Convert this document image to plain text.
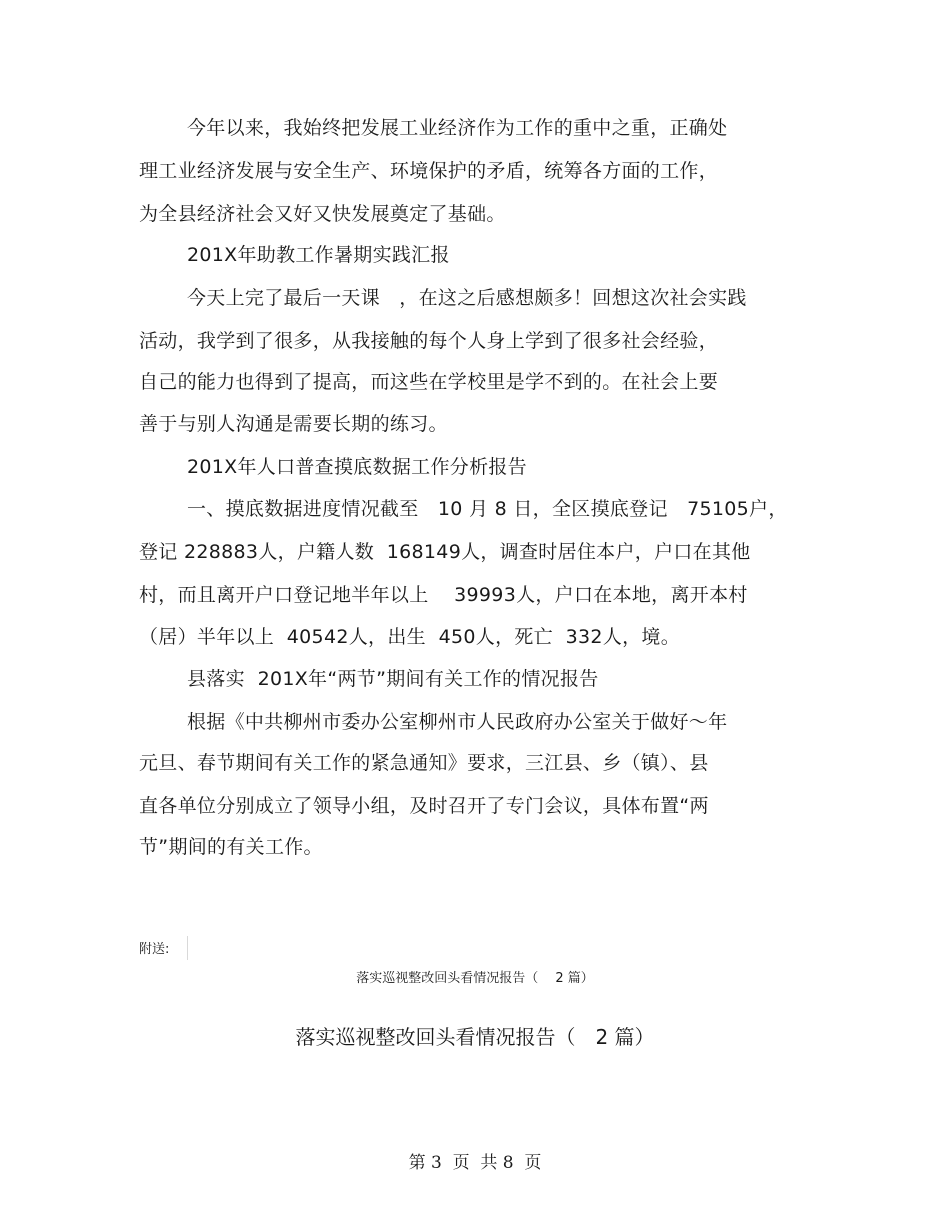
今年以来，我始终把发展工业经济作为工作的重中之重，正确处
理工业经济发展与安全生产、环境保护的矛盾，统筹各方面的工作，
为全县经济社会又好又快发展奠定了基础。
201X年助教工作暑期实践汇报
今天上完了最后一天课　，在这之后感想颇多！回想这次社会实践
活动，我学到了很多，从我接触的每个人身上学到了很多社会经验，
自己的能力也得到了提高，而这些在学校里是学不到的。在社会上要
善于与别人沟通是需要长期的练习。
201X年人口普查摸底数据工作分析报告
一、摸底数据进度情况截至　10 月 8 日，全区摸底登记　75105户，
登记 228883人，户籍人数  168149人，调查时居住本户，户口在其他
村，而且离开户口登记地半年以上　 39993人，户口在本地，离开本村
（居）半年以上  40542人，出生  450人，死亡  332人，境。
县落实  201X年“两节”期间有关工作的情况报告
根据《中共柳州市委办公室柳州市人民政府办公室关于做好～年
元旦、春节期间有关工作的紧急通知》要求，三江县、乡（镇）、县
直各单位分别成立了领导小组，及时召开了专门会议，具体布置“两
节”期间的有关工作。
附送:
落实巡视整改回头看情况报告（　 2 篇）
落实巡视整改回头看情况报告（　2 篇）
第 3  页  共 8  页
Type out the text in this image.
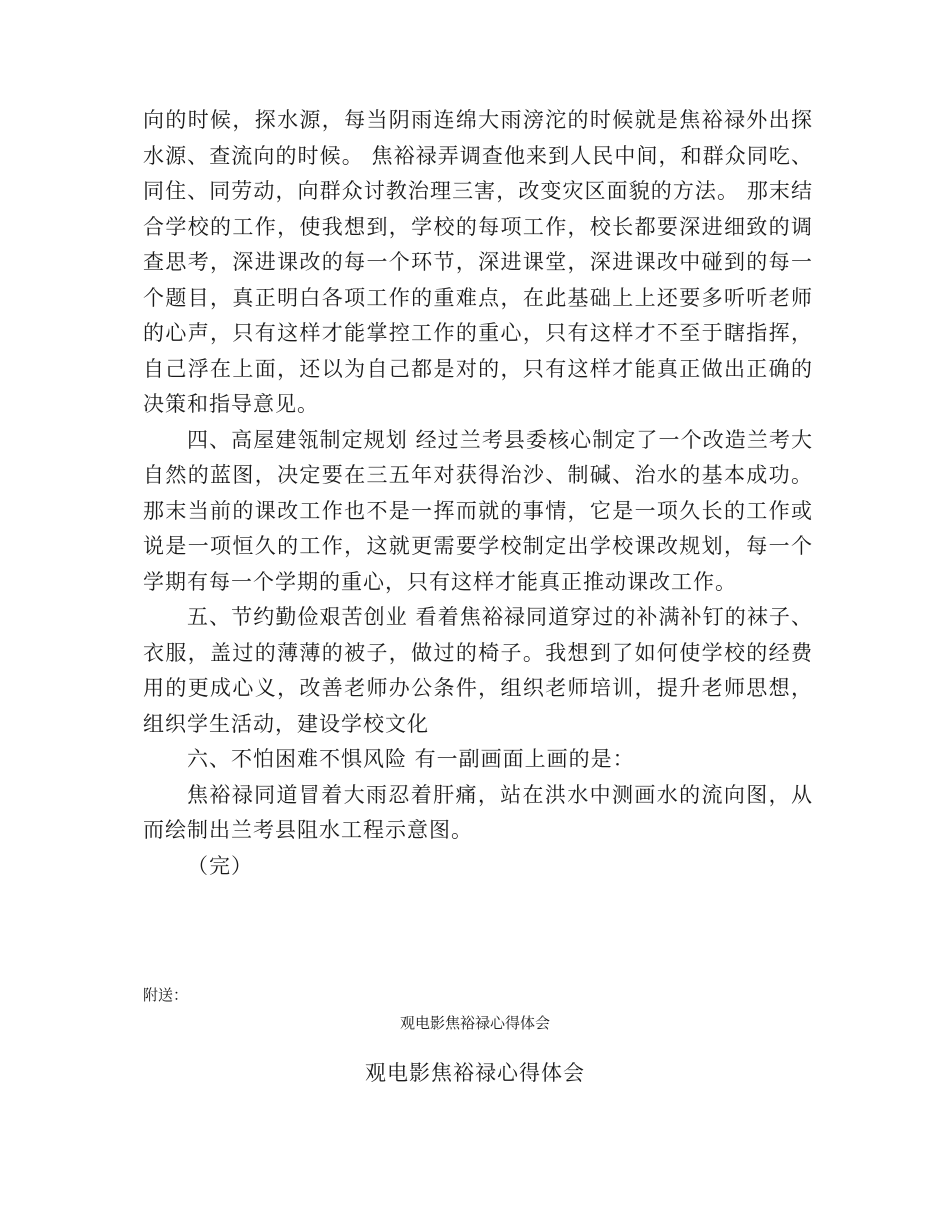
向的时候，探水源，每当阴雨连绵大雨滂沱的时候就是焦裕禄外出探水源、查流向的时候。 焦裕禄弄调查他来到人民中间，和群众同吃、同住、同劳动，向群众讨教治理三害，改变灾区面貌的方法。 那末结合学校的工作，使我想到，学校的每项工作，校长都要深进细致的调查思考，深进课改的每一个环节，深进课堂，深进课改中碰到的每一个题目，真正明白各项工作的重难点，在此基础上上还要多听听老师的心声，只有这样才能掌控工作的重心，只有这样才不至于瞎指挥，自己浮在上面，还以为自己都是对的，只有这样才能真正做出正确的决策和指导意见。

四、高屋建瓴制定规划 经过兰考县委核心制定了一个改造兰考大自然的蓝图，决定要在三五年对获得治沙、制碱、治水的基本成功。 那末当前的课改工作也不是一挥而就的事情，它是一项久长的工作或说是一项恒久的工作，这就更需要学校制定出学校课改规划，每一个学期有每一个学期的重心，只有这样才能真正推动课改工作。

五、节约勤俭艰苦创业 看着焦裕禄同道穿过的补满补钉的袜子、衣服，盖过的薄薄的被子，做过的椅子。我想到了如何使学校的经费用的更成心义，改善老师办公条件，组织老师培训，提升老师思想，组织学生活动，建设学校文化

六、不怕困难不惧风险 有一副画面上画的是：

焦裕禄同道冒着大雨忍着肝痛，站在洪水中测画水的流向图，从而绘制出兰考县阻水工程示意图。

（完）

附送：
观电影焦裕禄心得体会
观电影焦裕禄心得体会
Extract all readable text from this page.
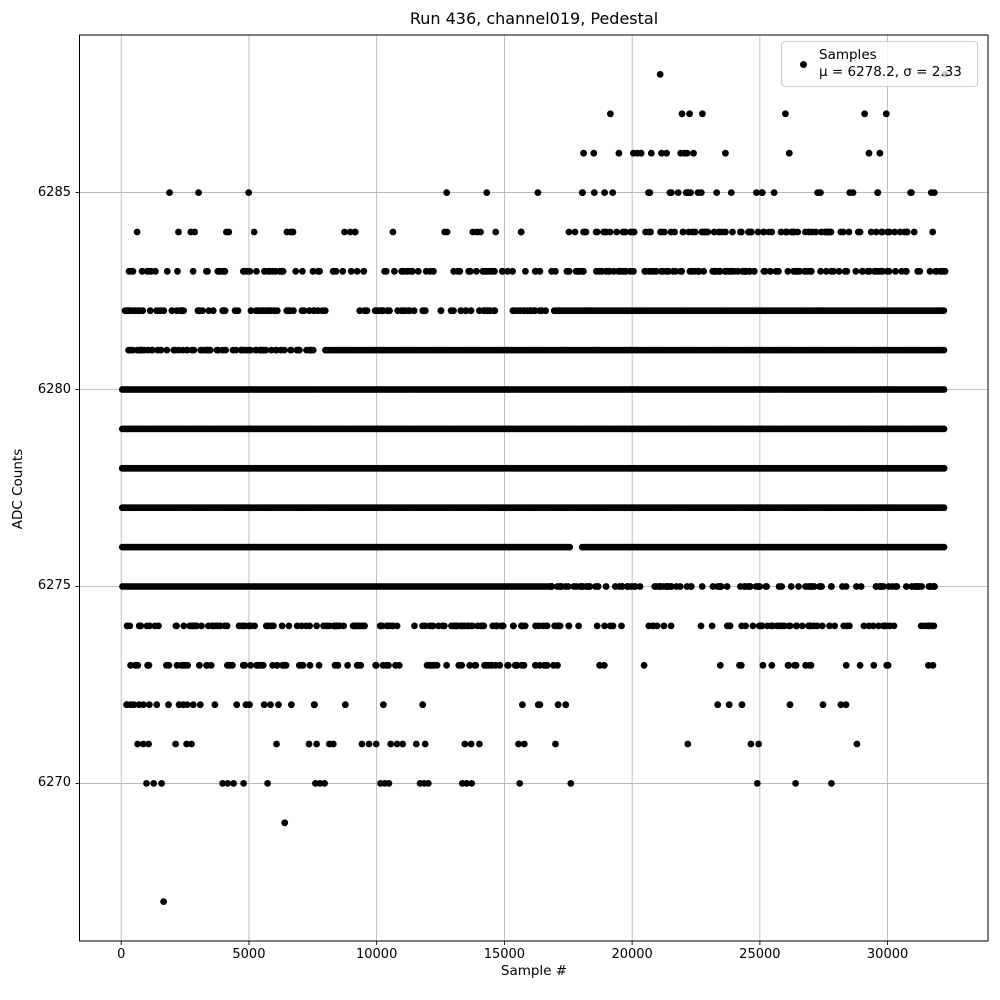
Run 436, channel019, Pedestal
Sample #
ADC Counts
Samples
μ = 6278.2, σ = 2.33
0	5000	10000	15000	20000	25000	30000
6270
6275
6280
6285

+++++

- **Work to be completed**:
Of all the lines in the entries, how many contain the word "this"? Give only the number.

- **Written solution**:
3